[Start Source material]

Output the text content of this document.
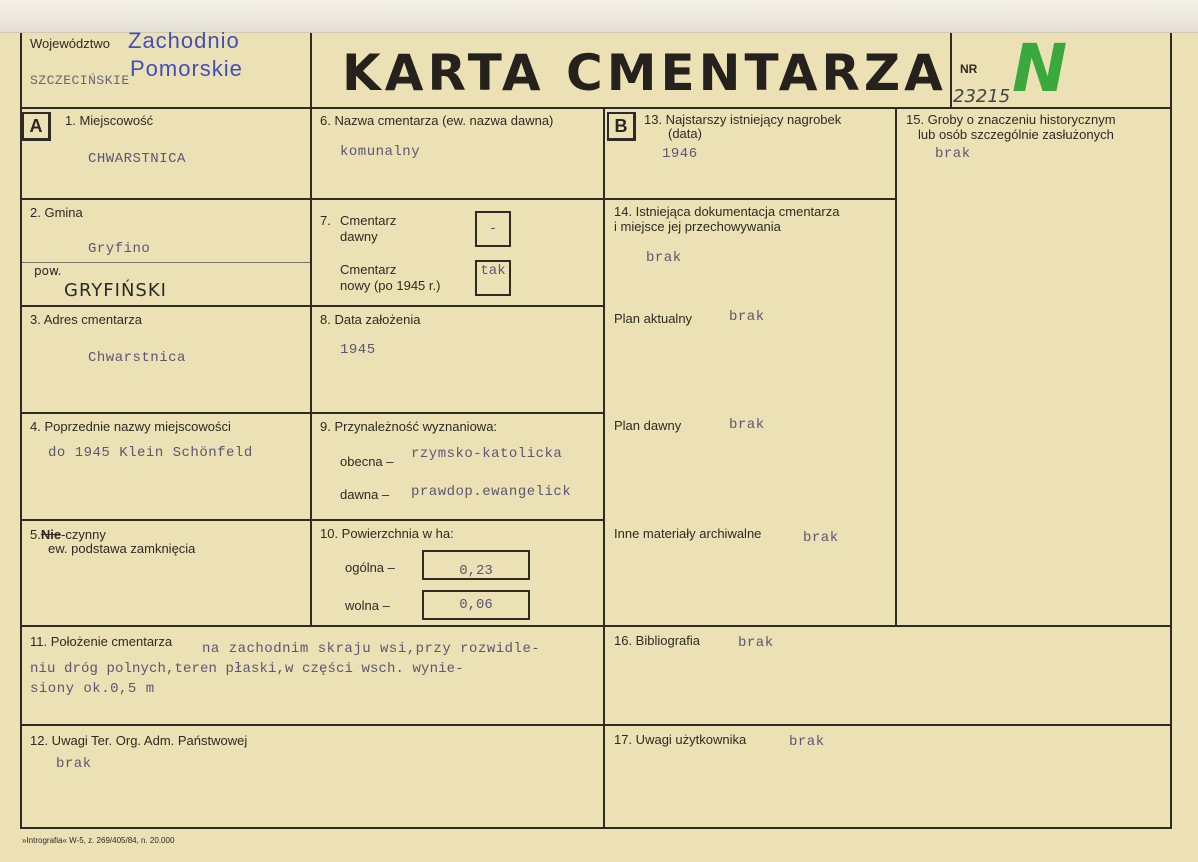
Województwo
SZCZECIŃSKIE
Zachodnio
Pomorskie KARTA CMENTARZA NR
23215 N
A	1. Miejscowość
CHWARSTNICA
2. Gmina
Gryfino
pow.
GRYFIŃSKI
3. Adres cmentarza
Chwarstnica
4. Poprzednie nazwy miejscowości
do 1945 Klein Schönfeld
5.Nie-czynny
ew. podstawa zamknięcia
6. Nazwa cmentarza (ew. nazwa dawna)
komunalny
7. Cmentarz
dawny	-
Cmentarz
nowy (po 1945 r.)
tak
8. Data założenia
1945
9. Przynależność wyznaniowa:
obecna – rzymsko-katolicka
dawna – prawdop.ewangelick
10. Powierzchnia w ha:
ogólna –	0,23
wolna –	0,06
11. Położenie cmentarza na zachodnim skraju wsi,przy rozwidle-
niu dróg polnych,teren płaski,w części wsch. wynie-
siony ok.0,5 m
12. Uwagi Ter. Org. Adm. Państwowej
brak
B	13. Najstarszy istniejący nagrobek
(data)
1946
14. Istniejąca dokumentacja cmentarza
i miejsce jej przechowywania
brak
Plan aktualny	brak
Plan dawny	brak
Inne materiały archiwalne	brak
15. Groby o znaczeniu historycznym
lub osób szczególnie zasłużonych
brak
16. Bibliografia	brak
17. Uwagi użytkownika	brak
»Intrografia« W-5, z. 269/405/84, n. 20.000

[End Source material]

All entries are to be retyped exactly. Omit any embedded images.

## Finished answer
Output the text content of this document.
Województwo
SZCZECIŃSKIE
Zachodnio
Pomorskie KARTA CMENTARZA NR
23215 N
A	1. Miejscowość
CHWARSTNICA
2. Gmina
Gryfino
pow.
GRYFIŃSKI
3. Adres cmentarza
Chwarstnica
4. Poprzednie nazwy miejscowości
do 1945 Klein Schönfeld
5.Nie-czynny
ew. podstawa zamknięcia
6. Nazwa cmentarza (ew. nazwa dawna)
komunalny
7. Cmentarz
dawny	-
Cmentarz
nowy (po 1945 r.)
tak
8. Data założenia
1945
9. Przynależność wyznaniowa:
obecna – rzymsko-katolicka
dawna – prawdop.ewangelick
10. Powierzchnia w ha:
ogólna –	0,23
wolna –	0,06
11. Położenie cmentarza na zachodnim skraju wsi,przy rozwidle-
niu dróg polnych,teren płaski,w części wsch. wynie-
siony ok.0,5 m
12. Uwagi Ter. Org. Adm. Państwowej
brak
B	13. Najstarszy istniejący nagrobek
(data)
1946
14. Istniejąca dokumentacja cmentarza
i miejsce jej przechowywania
brak
Plan aktualny	brak
Plan dawny	brak
Inne materiały archiwalne	brak
15. Groby o znaczeniu historycznym
lub osób szczególnie zasłużonych
brak
16. Bibliografia	brak
17. Uwagi użytkownika	brak
»Intrografia« W-5, z. 269/405/84, n. 20.000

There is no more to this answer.